Task objective: Each record below is to be reproduced without any change.

Dataset content:
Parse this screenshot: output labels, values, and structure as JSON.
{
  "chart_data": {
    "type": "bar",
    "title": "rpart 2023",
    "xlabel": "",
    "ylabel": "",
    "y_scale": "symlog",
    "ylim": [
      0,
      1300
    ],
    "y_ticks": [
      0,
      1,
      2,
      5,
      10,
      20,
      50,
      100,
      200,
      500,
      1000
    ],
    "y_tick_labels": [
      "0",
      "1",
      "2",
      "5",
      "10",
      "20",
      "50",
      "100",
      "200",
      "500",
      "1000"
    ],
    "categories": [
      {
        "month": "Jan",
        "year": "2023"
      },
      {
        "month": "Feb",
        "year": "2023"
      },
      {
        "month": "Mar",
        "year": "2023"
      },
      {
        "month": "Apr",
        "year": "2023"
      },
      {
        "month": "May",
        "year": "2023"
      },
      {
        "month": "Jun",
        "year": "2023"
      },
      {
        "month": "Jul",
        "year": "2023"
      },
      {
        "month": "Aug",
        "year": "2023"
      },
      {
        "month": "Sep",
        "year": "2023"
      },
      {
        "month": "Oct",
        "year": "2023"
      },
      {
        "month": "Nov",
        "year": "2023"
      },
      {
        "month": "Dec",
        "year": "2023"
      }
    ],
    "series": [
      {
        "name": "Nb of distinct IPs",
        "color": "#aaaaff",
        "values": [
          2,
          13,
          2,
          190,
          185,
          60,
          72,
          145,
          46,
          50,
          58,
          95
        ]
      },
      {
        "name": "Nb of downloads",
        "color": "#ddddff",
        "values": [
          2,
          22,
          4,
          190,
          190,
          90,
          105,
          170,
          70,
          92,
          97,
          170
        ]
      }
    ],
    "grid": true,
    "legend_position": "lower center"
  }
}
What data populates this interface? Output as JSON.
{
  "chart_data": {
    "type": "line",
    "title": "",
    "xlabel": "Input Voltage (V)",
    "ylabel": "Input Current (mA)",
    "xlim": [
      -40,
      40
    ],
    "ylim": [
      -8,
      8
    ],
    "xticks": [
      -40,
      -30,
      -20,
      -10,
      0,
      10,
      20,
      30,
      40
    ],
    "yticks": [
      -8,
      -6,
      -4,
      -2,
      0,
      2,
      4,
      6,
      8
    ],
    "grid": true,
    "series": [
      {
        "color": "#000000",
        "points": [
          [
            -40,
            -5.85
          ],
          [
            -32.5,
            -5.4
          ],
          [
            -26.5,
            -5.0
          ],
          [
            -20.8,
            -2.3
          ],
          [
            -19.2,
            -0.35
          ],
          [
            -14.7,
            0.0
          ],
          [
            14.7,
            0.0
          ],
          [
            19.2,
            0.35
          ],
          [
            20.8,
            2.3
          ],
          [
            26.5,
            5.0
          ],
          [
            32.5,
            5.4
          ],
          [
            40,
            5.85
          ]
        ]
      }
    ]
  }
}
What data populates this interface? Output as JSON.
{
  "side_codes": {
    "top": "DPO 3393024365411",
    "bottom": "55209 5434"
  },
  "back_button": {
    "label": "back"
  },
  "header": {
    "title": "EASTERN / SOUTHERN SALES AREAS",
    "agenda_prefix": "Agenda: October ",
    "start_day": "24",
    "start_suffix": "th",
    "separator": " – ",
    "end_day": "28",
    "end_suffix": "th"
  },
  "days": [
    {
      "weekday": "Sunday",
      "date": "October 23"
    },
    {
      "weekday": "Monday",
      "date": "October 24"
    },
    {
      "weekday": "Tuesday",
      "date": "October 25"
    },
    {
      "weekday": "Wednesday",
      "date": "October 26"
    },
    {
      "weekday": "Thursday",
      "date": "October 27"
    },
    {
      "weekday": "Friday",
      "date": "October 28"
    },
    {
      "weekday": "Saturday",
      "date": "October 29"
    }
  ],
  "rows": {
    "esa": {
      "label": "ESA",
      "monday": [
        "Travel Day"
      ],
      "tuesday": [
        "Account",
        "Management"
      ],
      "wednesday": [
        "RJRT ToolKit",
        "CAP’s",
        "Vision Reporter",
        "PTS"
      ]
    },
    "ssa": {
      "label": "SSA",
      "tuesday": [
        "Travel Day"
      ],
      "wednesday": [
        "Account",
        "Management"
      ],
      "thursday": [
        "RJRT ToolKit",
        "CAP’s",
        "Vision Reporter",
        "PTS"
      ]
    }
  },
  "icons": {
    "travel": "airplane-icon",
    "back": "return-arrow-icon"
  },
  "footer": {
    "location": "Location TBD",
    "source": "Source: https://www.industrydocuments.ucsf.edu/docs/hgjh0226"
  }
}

Written response:
Parse this screenshot: output labels, values, and structure as JSON.
{
  "chart_data": {
    "type": "bar",
    "title": "rpart 2023",
    "xlabel": "",
    "ylabel": "",
    "y_scale": "symlog",
    "ylim": [
      0,
      1300
    ],
    "y_ticks": [
      0,
      1,
      2,
      5,
      10,
      20,
      50,
      100,
      200,
      500,
      1000
    ],
    "y_tick_labels": [
      "0",
      "1",
      "2",
      "5",
      "10",
      "20",
      "50",
      "100",
      "200",
      "500",
      "1000"
    ],
    "categories": [
      {
        "month": "Jan",
        "year": "2023"
      },
      {
        "month": "Feb",
        "year": "2023"
      },
      {
        "month": "Mar",
        "year": "2023"
      },
      {
        "month": "Apr",
        "year": "2023"
      },
      {
        "month": "May",
        "year": "2023"
      },
      {
        "month": "Jun",
        "year": "2023"
      },
      {
        "month": "Jul",
        "year": "2023"
      },
      {
        "month": "Aug",
        "year": "2023"
      },
      {
        "month": "Sep",
        "year": "2023"
      },
      {
        "month": "Oct",
        "year": "2023"
      },
      {
        "month": "Nov",
        "year": "2023"
      },
      {
        "month": "Dec",
        "year": "2023"
      }
    ],
    "series": [
      {
        "name": "Nb of distinct IPs",
        "color": "#aaaaff",
        "values": [
          2,
          13,
          2,
          190,
          185,
          60,
          72,
          145,
          46,
          50,
          58,
          95
        ]
      },
      {
        "name": "Nb of downloads",
        "color": "#ddddff",
        "values": [
          2,
          22,
          4,
          190,
          190,
          90,
          105,
          170,
          70,
          92,
          97,
          170
        ]
      }
    ],
    "grid": true,
    "legend_position": "lower center"
  }
}
What data populates this interface? Output as JSON.
{
  "chart_data": {
    "type": "line",
    "title": "",
    "xlabel": "Input Voltage (V)",
    "ylabel": "Input Current (mA)",
    "xlim": [
      -40,
      40
    ],
    "ylim": [
      -8,
      8
    ],
    "xticks": [
      -40,
      -30,
      -20,
      -10,
      0,
      10,
      20,
      30,
      40
    ],
    "yticks": [
      -8,
      -6,
      -4,
      -2,
      0,
      2,
      4,
      6,
      8
    ],
    "grid": true,
    "series": [
      {
        "color": "#000000",
        "points": [
          [
            -40,
            -5.85
          ],
          [
            -32.5,
            -5.4
          ],
          [
            -26.5,
            -5.0
          ],
          [
            -20.8,
            -2.3
          ],
          [
            -19.2,
            -0.35
          ],
          [
            -14.7,
            0.0
          ],
          [
            14.7,
            0.0
          ],
          [
            19.2,
            0.35
          ],
          [
            20.8,
            2.3
          ],
          [
            26.5,
            5.0
          ],
          [
            32.5,
            5.4
          ],
          [
            40,
            5.85
          ]
        ]
      }
    ]
  }
}
What data populates this interface? Output as JSON.
{
  "side_codes": {
    "top": "DPO 3393024365411",
    "bottom": "55209 5434"
  },
  "back_button": {
    "label": "back"
  },
  "header": {
    "title": "EASTERN / SOUTHERN SALES AREAS",
    "agenda_prefix": "Agenda: October ",
    "start_day": "24",
    "start_suffix": "th",
    "separator": " – ",
    "end_day": "28",
    "end_suffix": "th"
  },
  "days": [
    {
      "weekday": "Sunday",
      "date": "October 23"
    },
    {
      "weekday": "Monday",
      "date": "October 24"
    },
    {
      "weekday": "Tuesday",
      "date": "October 25"
    },
    {
      "weekday": "Wednesday",
      "date": "October 26"
    },
    {
      "weekday": "Thursday",
      "date": "October 27"
    },
    {
      "weekday": "Friday",
      "date": "October 28"
    },
    {
      "weekday": "Saturday",
      "date": "October 29"
    }
  ],
  "rows": {
    "esa": {
      "label": "ESA",
      "monday": [
        "Travel Day"
      ],
      "tuesday": [
        "Account",
        "Management"
      ],
      "wednesday": [
        "RJRT ToolKit",
        "CAP’s",
        "Vision Reporter",
        "PTS"
      ]
    },
    "ssa": {
      "label": "SSA",
      "tuesday": [
        "Travel Day"
      ],
      "wednesday": [
        "Account",
        "Management"
      ],
      "thursday": [
        "RJRT ToolKit",
        "CAP’s",
        "Vision Reporter",
        "PTS"
      ]
    }
  },
  "icons": {
    "travel": "airplane-icon",
    "back": "return-arrow-icon"
  },
  "footer": {
    "location": "Location TBD",
    "source": "Source: https://www.industrydocuments.ucsf.edu/docs/hgjh0226"
  }
}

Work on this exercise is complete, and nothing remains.